▸ The request:
How many lines of the records hold the string "利用されていない"? Reply with the number alone.

▸ Data to use:
— Start —

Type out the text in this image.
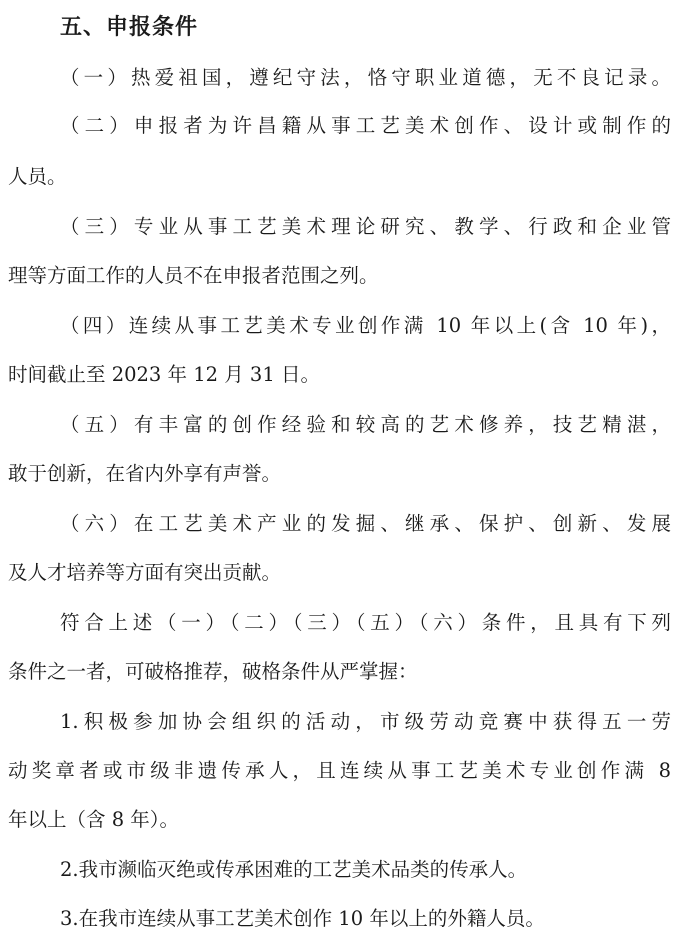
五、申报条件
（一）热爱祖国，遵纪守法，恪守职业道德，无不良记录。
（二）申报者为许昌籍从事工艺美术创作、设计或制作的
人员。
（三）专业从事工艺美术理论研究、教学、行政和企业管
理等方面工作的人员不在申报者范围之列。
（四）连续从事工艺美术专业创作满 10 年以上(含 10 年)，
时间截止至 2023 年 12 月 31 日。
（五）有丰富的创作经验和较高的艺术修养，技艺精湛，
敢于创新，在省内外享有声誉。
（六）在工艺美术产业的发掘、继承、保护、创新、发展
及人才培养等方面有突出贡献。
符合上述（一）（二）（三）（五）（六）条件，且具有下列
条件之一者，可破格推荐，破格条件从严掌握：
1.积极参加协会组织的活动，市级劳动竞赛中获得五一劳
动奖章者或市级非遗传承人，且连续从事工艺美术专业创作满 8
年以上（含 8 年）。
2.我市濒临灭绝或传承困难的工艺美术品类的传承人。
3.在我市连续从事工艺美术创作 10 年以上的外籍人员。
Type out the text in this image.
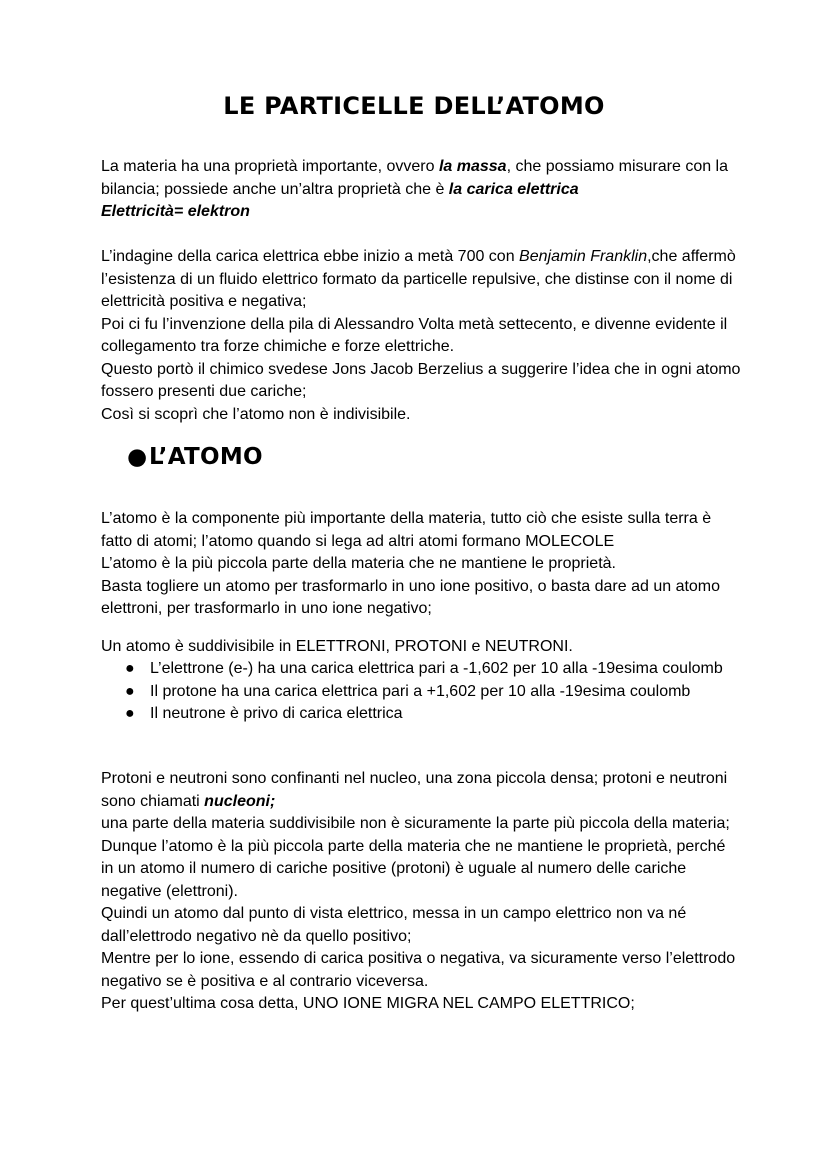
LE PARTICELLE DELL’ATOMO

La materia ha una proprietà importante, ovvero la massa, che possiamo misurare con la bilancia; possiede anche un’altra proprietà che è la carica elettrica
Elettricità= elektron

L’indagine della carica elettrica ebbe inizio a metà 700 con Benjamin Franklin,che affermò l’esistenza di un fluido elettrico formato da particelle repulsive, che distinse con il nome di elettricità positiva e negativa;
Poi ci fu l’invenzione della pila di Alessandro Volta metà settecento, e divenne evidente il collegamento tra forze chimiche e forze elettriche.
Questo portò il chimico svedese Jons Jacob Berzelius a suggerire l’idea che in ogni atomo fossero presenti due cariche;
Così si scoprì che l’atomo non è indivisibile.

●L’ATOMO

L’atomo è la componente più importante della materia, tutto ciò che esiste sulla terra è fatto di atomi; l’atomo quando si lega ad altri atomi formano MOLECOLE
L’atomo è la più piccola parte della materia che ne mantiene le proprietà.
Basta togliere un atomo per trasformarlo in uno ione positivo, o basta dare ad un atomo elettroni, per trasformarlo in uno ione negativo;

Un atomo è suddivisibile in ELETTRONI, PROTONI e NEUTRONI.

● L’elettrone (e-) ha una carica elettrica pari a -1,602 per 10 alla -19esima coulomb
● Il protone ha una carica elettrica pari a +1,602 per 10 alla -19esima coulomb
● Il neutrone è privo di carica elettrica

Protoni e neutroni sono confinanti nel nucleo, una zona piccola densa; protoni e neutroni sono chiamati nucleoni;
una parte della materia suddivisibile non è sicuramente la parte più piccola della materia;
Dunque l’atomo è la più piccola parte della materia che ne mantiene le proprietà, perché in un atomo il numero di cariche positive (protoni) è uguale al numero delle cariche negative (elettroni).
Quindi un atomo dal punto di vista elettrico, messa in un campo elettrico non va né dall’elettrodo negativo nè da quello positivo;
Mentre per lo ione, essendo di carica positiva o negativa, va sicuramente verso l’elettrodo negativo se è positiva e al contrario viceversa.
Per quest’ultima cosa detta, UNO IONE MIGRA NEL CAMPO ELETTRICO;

— End —
— Start —

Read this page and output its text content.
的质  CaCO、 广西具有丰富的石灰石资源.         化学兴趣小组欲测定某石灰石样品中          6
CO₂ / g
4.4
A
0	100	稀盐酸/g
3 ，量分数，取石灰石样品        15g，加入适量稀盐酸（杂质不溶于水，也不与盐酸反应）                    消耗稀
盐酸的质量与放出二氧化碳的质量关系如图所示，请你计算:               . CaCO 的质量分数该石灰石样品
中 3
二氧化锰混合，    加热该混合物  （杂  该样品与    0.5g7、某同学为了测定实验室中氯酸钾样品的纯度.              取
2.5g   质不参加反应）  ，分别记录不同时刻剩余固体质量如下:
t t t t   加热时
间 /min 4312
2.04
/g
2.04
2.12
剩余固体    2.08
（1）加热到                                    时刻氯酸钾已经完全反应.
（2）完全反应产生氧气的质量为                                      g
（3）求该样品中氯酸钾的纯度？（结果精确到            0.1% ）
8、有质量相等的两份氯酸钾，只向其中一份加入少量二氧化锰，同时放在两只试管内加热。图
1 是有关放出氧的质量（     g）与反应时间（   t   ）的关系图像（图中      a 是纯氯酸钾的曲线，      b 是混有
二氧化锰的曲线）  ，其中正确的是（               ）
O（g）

— End —
— Start —

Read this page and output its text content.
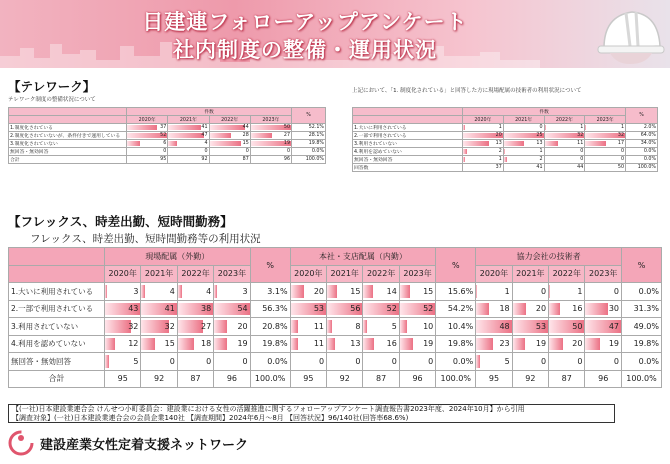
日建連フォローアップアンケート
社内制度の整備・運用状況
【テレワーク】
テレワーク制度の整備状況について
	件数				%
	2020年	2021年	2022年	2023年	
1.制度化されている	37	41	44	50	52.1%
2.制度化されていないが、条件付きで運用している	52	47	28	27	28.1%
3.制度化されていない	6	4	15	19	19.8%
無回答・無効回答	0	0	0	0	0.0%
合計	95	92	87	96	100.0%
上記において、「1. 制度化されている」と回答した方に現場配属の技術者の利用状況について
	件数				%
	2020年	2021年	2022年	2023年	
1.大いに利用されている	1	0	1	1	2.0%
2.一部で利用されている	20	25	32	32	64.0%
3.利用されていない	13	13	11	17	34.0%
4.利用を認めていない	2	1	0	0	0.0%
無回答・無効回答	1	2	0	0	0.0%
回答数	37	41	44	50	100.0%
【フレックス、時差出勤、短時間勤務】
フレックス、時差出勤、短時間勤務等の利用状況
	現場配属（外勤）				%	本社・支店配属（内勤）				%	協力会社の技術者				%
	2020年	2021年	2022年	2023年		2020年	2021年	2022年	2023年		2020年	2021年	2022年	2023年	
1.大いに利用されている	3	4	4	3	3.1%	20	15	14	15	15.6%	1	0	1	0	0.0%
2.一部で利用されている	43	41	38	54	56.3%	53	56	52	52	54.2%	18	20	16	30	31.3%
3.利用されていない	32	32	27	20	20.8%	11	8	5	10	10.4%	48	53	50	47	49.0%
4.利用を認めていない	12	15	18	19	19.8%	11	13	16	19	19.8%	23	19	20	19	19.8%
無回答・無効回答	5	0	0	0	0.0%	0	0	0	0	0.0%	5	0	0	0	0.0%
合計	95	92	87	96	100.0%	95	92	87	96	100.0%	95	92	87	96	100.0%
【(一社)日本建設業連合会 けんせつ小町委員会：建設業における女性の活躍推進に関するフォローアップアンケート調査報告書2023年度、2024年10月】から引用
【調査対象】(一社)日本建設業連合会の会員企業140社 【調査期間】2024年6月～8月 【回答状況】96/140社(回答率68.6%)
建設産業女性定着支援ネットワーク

— End —

▸ Written answer:
2